WHAT YOU WILL DO: Print all the entries verbatim.
─── DATASET RECORDS ───
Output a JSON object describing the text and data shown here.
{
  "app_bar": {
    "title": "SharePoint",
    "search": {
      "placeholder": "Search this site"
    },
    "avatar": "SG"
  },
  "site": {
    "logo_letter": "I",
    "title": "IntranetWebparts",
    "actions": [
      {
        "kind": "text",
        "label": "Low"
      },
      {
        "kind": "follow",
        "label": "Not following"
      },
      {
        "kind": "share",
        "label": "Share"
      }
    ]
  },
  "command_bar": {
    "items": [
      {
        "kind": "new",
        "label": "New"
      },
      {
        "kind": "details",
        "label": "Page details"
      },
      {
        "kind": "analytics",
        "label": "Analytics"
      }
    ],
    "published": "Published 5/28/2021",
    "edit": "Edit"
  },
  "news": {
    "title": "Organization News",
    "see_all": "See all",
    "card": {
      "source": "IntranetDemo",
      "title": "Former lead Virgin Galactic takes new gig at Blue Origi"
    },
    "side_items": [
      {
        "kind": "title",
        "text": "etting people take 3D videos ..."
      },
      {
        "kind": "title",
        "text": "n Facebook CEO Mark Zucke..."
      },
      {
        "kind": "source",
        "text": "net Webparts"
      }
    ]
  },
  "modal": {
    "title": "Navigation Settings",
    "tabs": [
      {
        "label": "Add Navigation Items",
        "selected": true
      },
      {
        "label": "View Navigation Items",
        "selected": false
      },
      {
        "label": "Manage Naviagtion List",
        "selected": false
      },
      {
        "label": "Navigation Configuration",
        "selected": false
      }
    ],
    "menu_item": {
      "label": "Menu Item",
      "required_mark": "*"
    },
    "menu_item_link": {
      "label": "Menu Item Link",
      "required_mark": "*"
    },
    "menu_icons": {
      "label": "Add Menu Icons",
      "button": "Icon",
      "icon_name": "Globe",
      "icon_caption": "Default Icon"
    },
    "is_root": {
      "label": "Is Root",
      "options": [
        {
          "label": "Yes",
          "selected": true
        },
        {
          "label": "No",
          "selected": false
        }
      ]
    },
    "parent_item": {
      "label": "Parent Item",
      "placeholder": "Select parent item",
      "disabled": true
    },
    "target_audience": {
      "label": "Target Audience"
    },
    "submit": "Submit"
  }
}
───
FINISHED EXERCISE:
Output a JSON object describing the text and data shown here.
{
  "app_bar": {
    "title": "SharePoint",
    "search": {
      "placeholder": "Search this site"
    },
    "avatar": "SG"
  },
  "site": {
    "logo_letter": "I",
    "title": "IntranetWebparts",
    "actions": [
      {
        "kind": "text",
        "label": "Low"
      },
      {
        "kind": "follow",
        "label": "Not following"
      },
      {
        "kind": "share",
        "label": "Share"
      }
    ]
  },
  "command_bar": {
    "items": [
      {
        "kind": "new",
        "label": "New"
      },
      {
        "kind": "details",
        "label": "Page details"
      },
      {
        "kind": "analytics",
        "label": "Analytics"
      }
    ],
    "published": "Published 5/28/2021",
    "edit": "Edit"
  },
  "news": {
    "title": "Organization News",
    "see_all": "See all",
    "card": {
      "source": "IntranetDemo",
      "title": "Former lead Virgin Galactic takes new gig at Blue Origi"
    },
    "side_items": [
      {
        "kind": "title",
        "text": "etting people take 3D videos ..."
      },
      {
        "kind": "title",
        "text": "n Facebook CEO Mark Zucke..."
      },
      {
        "kind": "source",
        "text": "net Webparts"
      }
    ]
  },
  "modal": {
    "title": "Navigation Settings",
    "tabs": [
      {
        "label": "Add Navigation Items",
        "selected": true
      },
      {
        "label": "View Navigation Items",
        "selected": false
      },
      {
        "label": "Manage Naviagtion List",
        "selected": false
      },
      {
        "label": "Navigation Configuration",
        "selected": false
      }
    ],
    "menu_item": {
      "label": "Menu Item",
      "required_mark": "*"
    },
    "menu_item_link": {
      "label": "Menu Item Link",
      "required_mark": "*"
    },
    "menu_icons": {
      "label": "Add Menu Icons",
      "button": "Icon",
      "icon_name": "Globe",
      "icon_caption": "Default Icon"
    },
    "is_root": {
      "label": "Is Root",
      "options": [
        {
          "label": "Yes",
          "selected": true
        },
        {
          "label": "No",
          "selected": false
        }
      ]
    },
    "parent_item": {
      "label": "Parent Item",
      "placeholder": "Select parent item",
      "disabled": true
    },
    "target_audience": {
      "label": "Target Audience"
    },
    "submit": "Submit"
  }
}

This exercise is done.